#### [Task]
Each entry below is to be given again word for word, with no pictures.

#### [Working data]
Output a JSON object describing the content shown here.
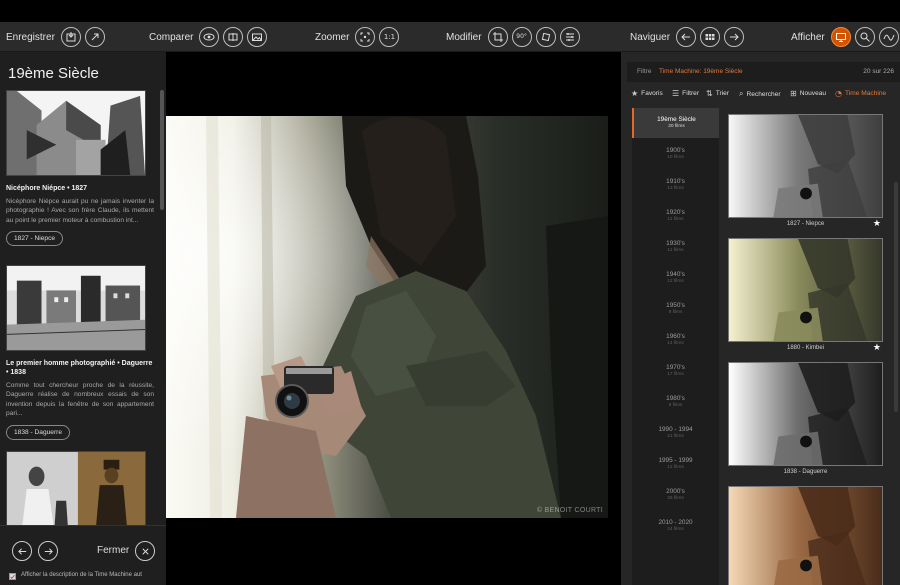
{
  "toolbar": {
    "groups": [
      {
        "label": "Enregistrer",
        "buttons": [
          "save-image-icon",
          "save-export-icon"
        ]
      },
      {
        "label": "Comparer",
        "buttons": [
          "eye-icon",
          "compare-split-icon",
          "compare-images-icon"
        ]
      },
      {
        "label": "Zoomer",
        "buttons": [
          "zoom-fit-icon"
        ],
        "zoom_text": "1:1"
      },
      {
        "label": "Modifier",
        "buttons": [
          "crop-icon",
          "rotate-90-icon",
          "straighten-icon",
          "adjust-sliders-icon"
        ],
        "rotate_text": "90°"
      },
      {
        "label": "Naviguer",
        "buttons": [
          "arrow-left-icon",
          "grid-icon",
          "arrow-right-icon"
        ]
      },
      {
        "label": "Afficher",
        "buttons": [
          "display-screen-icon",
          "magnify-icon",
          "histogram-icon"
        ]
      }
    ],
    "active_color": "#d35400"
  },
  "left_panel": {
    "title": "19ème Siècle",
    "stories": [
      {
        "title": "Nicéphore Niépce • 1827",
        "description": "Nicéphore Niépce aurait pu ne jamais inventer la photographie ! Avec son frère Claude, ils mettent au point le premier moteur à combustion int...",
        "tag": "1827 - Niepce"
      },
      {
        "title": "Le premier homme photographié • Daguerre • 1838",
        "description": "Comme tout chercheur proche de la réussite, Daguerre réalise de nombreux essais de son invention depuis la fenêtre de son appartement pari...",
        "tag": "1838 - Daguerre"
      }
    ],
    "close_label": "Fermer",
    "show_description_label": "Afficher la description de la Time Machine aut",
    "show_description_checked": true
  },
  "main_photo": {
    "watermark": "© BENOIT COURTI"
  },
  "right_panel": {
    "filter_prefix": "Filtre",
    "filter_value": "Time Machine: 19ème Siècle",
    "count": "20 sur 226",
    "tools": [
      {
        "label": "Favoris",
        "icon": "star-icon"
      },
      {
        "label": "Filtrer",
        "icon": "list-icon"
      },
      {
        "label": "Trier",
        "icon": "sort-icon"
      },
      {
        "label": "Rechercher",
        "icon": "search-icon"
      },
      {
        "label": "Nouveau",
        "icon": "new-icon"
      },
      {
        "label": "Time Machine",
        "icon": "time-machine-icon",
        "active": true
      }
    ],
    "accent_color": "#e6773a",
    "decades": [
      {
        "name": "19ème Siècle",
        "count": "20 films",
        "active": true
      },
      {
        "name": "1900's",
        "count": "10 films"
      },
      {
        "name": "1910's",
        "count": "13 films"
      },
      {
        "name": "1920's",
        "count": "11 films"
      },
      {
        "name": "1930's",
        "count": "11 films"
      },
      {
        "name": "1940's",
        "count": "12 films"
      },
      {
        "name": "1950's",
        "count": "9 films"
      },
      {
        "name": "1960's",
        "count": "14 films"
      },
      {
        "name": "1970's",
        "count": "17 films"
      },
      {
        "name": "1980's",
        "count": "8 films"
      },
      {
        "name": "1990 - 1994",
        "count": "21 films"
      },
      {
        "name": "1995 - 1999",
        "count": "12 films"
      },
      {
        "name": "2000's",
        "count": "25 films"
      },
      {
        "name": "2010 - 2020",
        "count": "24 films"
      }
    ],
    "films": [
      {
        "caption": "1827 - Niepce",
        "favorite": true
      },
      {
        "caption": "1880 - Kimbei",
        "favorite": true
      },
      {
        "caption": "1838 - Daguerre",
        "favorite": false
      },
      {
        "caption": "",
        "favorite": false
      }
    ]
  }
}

#### [Solution to this problem]
Output a JSON object describing the content shown here.
{
  "toolbar": {
    "groups": [
      {
        "label": "Enregistrer",
        "buttons": [
          "save-image-icon",
          "save-export-icon"
        ]
      },
      {
        "label": "Comparer",
        "buttons": [
          "eye-icon",
          "compare-split-icon",
          "compare-images-icon"
        ]
      },
      {
        "label": "Zoomer",
        "buttons": [
          "zoom-fit-icon"
        ],
        "zoom_text": "1:1"
      },
      {
        "label": "Modifier",
        "buttons": [
          "crop-icon",
          "rotate-90-icon",
          "straighten-icon",
          "adjust-sliders-icon"
        ],
        "rotate_text": "90°"
      },
      {
        "label": "Naviguer",
        "buttons": [
          "arrow-left-icon",
          "grid-icon",
          "arrow-right-icon"
        ]
      },
      {
        "label": "Afficher",
        "buttons": [
          "display-screen-icon",
          "magnify-icon",
          "histogram-icon"
        ]
      }
    ],
    "active_color": "#d35400"
  },
  "left_panel": {
    "title": "19ème Siècle",
    "stories": [
      {
        "title": "Nicéphore Niépce • 1827",
        "description": "Nicéphore Niépce aurait pu ne jamais inventer la photographie ! Avec son frère Claude, ils mettent au point le premier moteur à combustion int...",
        "tag": "1827 - Niepce"
      },
      {
        "title": "Le premier homme photographié • Daguerre • 1838",
        "description": "Comme tout chercheur proche de la réussite, Daguerre réalise de nombreux essais de son invention depuis la fenêtre de son appartement pari...",
        "tag": "1838 - Daguerre"
      }
    ],
    "close_label": "Fermer",
    "show_description_label": "Afficher la description de la Time Machine aut",
    "show_description_checked": true
  },
  "main_photo": {
    "watermark": "© BENOIT COURTI"
  },
  "right_panel": {
    "filter_prefix": "Filtre",
    "filter_value": "Time Machine: 19ème Siècle",
    "count": "20 sur 226",
    "tools": [
      {
        "label": "Favoris",
        "icon": "star-icon"
      },
      {
        "label": "Filtrer",
        "icon": "list-icon"
      },
      {
        "label": "Trier",
        "icon": "sort-icon"
      },
      {
        "label": "Rechercher",
        "icon": "search-icon"
      },
      {
        "label": "Nouveau",
        "icon": "new-icon"
      },
      {
        "label": "Time Machine",
        "icon": "time-machine-icon",
        "active": true
      }
    ],
    "accent_color": "#e6773a",
    "decades": [
      {
        "name": "19ème Siècle",
        "count": "20 films",
        "active": true
      },
      {
        "name": "1900's",
        "count": "10 films"
      },
      {
        "name": "1910's",
        "count": "13 films"
      },
      {
        "name": "1920's",
        "count": "11 films"
      },
      {
        "name": "1930's",
        "count": "11 films"
      },
      {
        "name": "1940's",
        "count": "12 films"
      },
      {
        "name": "1950's",
        "count": "9 films"
      },
      {
        "name": "1960's",
        "count": "14 films"
      },
      {
        "name": "1970's",
        "count": "17 films"
      },
      {
        "name": "1980's",
        "count": "8 films"
      },
      {
        "name": "1990 - 1994",
        "count": "21 films"
      },
      {
        "name": "1995 - 1999",
        "count": "12 films"
      },
      {
        "name": "2000's",
        "count": "25 films"
      },
      {
        "name": "2010 - 2020",
        "count": "24 films"
      }
    ],
    "films": [
      {
        "caption": "1827 - Niepce",
        "favorite": true
      },
      {
        "caption": "1880 - Kimbei",
        "favorite": true
      },
      {
        "caption": "1838 - Daguerre",
        "favorite": false
      },
      {
        "caption": "",
        "favorite": false
      }
    ]
  }
}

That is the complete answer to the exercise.